Records for this task ::

────────────────────

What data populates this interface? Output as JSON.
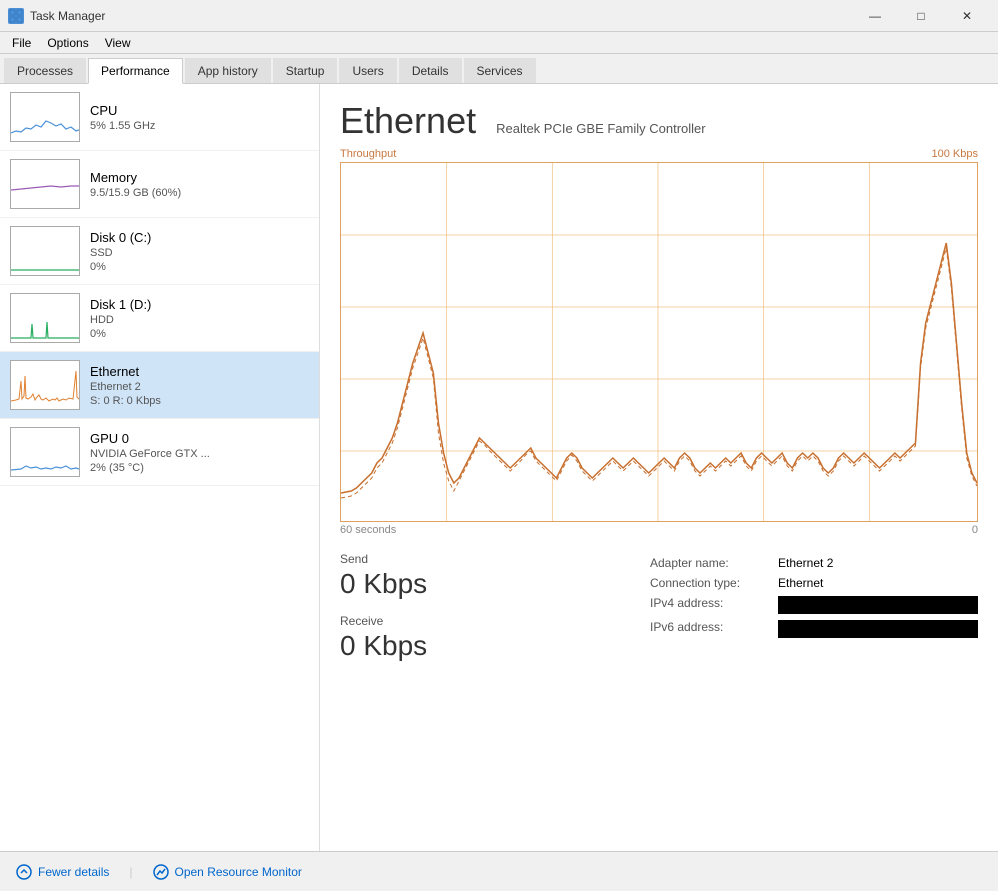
{
  "titlebar": {
    "icon": "⚙",
    "title": "Task Manager",
    "minimize": "—",
    "maximize": "□",
    "close": "✕"
  },
  "menubar": {
    "items": [
      "File",
      "Options",
      "View"
    ]
  },
  "tabs": {
    "items": [
      "Processes",
      "Performance",
      "App history",
      "Startup",
      "Users",
      "Details",
      "Services"
    ],
    "active": "Performance"
  },
  "sidebar": {
    "items": [
      {
        "id": "cpu",
        "name": "CPU",
        "sub1": "5%  1.55 GHz",
        "color": "#4a90d9",
        "selected": false
      },
      {
        "id": "memory",
        "name": "Memory",
        "sub1": "9.5/15.9 GB (60%)",
        "color": "#9b59b6",
        "selected": false
      },
      {
        "id": "disk0",
        "name": "Disk 0 (C:)",
        "sub1": "SSD",
        "sub2": "0%",
        "color": "#27ae60",
        "selected": false
      },
      {
        "id": "disk1",
        "name": "Disk 1 (D:)",
        "sub1": "HDD",
        "sub2": "0%",
        "color": "#27ae60",
        "selected": false
      },
      {
        "id": "ethernet",
        "name": "Ethernet",
        "sub1": "Ethernet 2",
        "sub2": "S: 0  R: 0 Kbps",
        "color": "#e08030",
        "selected": true
      },
      {
        "id": "gpu",
        "name": "GPU 0",
        "sub1": "NVIDIA GeForce GTX ...",
        "sub2": "2%  (35 °C)",
        "color": "#4a90d9",
        "selected": false
      }
    ]
  },
  "panel": {
    "title": "Ethernet",
    "subtitle": "Realtek PCIe GBE Family Controller",
    "chart": {
      "throughput_label": "Throughput",
      "max_label": "100 Kbps",
      "time_label": "60 seconds",
      "zero_label": "0"
    },
    "send": {
      "label": "Send",
      "value": "0 Kbps"
    },
    "receive": {
      "label": "Receive",
      "value": "0 Kbps"
    },
    "info": {
      "adapter_name_label": "Adapter name:",
      "adapter_name_value": "Ethernet 2",
      "connection_type_label": "Connection type:",
      "connection_type_value": "Ethernet",
      "ipv4_label": "IPv4 address:",
      "ipv4_value": "",
      "ipv6_label": "IPv6 address:",
      "ipv6_value": ""
    }
  },
  "bottombar": {
    "fewer_details": "Fewer details",
    "open_monitor": "Open Resource Monitor"
  }
}
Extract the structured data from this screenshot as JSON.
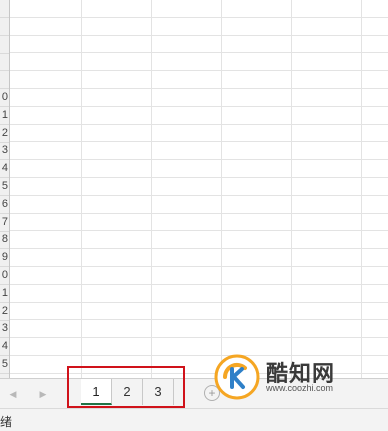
{
  "sheet": {
    "row_numbers": [
      "",
      "",
      "",
      "",
      "",
      "0",
      "1",
      "2",
      "3",
      "4",
      "5",
      "6",
      "7",
      "8",
      "9",
      "0",
      "1",
      "2",
      "3",
      "4",
      "5"
    ]
  },
  "tabbar": {
    "prev_icon": "triangle-left-icon",
    "next_icon": "triangle-right-icon",
    "tabs": [
      {
        "label": "1",
        "active": true
      },
      {
        "label": "2",
        "active": false
      },
      {
        "label": "3",
        "active": false
      }
    ],
    "add_sheet_symbol": "+",
    "highlight_color": "#d0121a"
  },
  "status": {
    "text": "绪"
  },
  "watermark": {
    "title": "酷知网",
    "url": "www.coozhi.com",
    "logo_colors": [
      "#f5a623",
      "#2f80c8"
    ]
  }
}
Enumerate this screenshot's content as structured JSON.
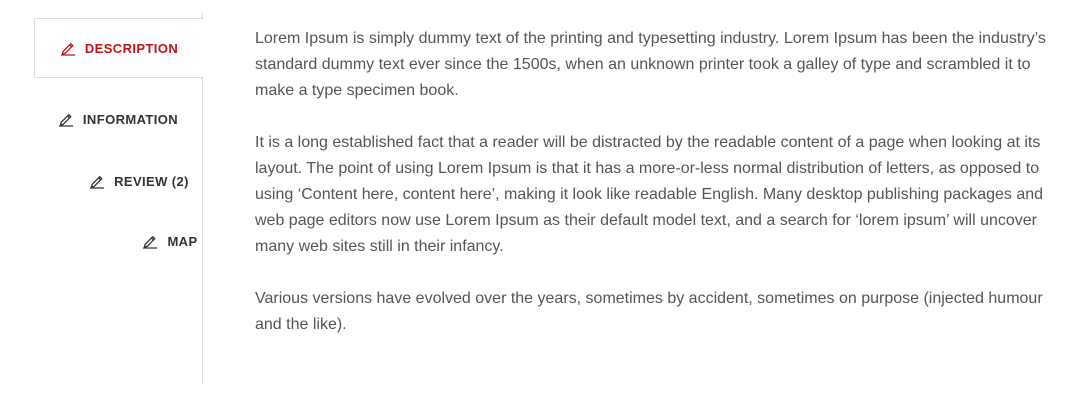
{
  "tabs": [
    {
      "label": "DESCRIPTION",
      "icon": "pencil-icon",
      "active": true
    },
    {
      "label": "INFORMATION",
      "icon": "pencil-icon",
      "active": false
    },
    {
      "label": "REVIEW (2)",
      "icon": "pencil-icon",
      "active": false
    },
    {
      "label": "MAP",
      "icon": "pencil-icon",
      "active": false
    }
  ],
  "content": {
    "paragraphs": [
      "Lorem Ipsum is simply dummy text of the printing and typesetting industry. Lorem Ipsum has been the industry’s standard dummy text ever since the 1500s, when an unknown printer took a galley of type and scrambled it to make a type specimen book.",
      "It is a long established fact that a reader will be distracted by the readable content of a page when looking at its layout. The point of using Lorem Ipsum is that it has a more-or-less normal distribution of letters, as opposed to using ‘Content here, content here’, making it look like readable English. Many desktop publishing packages and web page editors now use Lorem Ipsum as their default model text, and a search for ‘lorem ipsum’ will uncover many web sites still in their infancy.",
      "Various versions have evolved over the years, sometimes by accident, sometimes on purpose (injected humour and the like)."
    ]
  },
  "colors": {
    "active_tab": "#c1121a",
    "tab_text": "#333333",
    "body_text": "#555555",
    "divider": "#dddddd"
  }
}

────────────────────

Task requirements ::
Say how many lines of the data include the word "triangle". Nothing other than the number should be given.

Final result ::
2